| STATED PROBLEM |
Locate each line of the material that contains "medieval", then return it.

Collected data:
»»

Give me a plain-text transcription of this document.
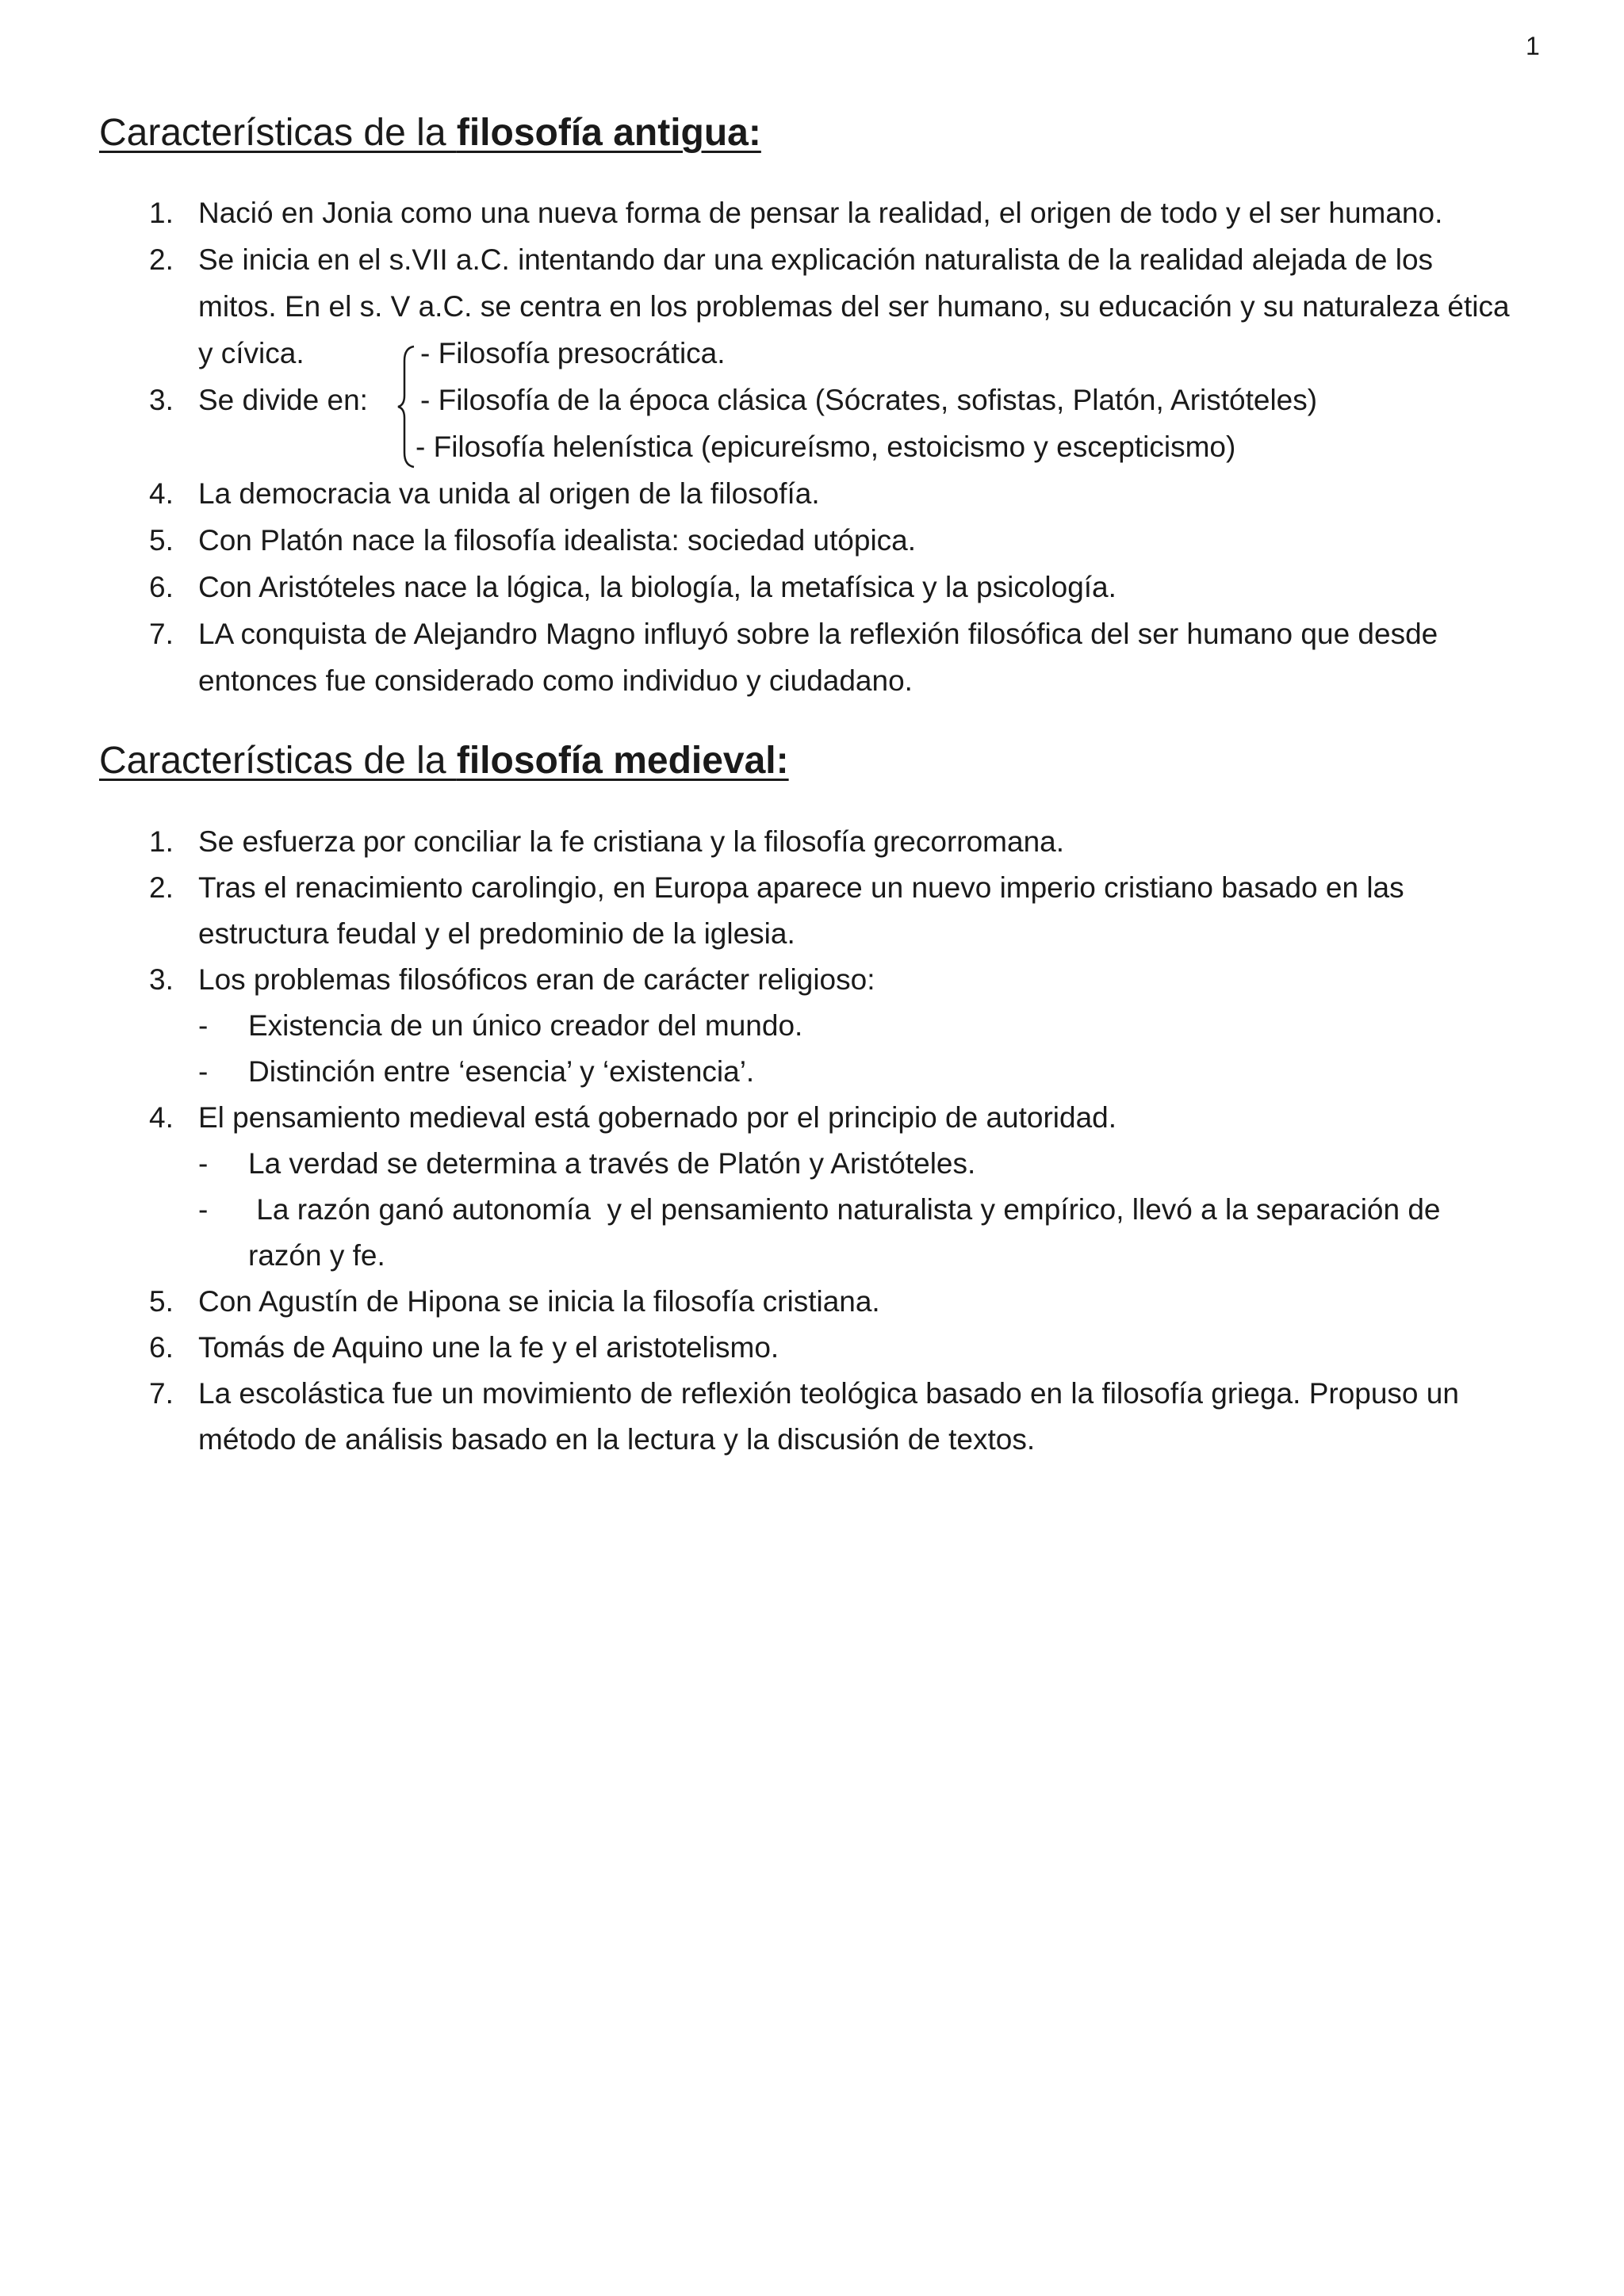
1
Características de la filosofía antigua:
1. Nació en Jonia como una nueva forma de pensar la realidad, el origen de todo y el ser humano.
2. Se inicia en el s.VII a.C. intentando dar una explicación naturalista de la realidad alejada de los
mitos. En el s. V a.C. se centra en los problemas del ser humano, su educación y su naturaleza ética
y cívica.
3. Se divide en:
- Filosofía presocrática.
- Filosofía de la época clásica (Sócrates, sofistas, Platón, Aristóteles)
- Filosofía helenística (epicureísmo, estoicismo y escepticismo)
4. La democracia va unida al origen de la filosofía.
5. Con Platón nace la filosofía idealista: sociedad utópica.
6. Con Aristóteles nace la lógica, la biología, la metafísica y la psicología.
7. LA conquista de Alejandro Magno influyó sobre la reflexión filosófica del ser humano que desde
entonces fue considerado como individuo y ciudadano.
Características de la filosofía medieval:
1. Se esfuerza por conciliar la fe cristiana y la filosofía grecorromana.
2. Tras el renacimiento carolingio, en Europa aparece un nuevo imperio cristiano basado en las
estructura feudal y el predominio de la iglesia.
3. Los problemas filosóficos eran de carácter religioso:
- Existencia de un único creador del mundo.
- Distinción entre ‘esencia’ y ‘existencia’.
4. El pensamiento medieval está gobernado por el principio de autoridad.
- La verdad se determina a través de Platón y Aristóteles.
- La razón ganó autonomía  y el pensamiento naturalista y empírico, llevó a la separación de
razón y fe.
5. Con Agustín de Hipona se inicia la filosofía cristiana.
6. Tomás de Aquino une la fe y el aristotelismo.
7. La escolástica fue un movimiento de reflexión teológica basado en la filosofía griega. Propuso un
método de análisis basado en la lectura y la discusión de textos.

««

| SOLVED EXERCISE |
Características de la filosofía medieval:
4. El pensamiento medieval está gobernado por el principio de autoridad.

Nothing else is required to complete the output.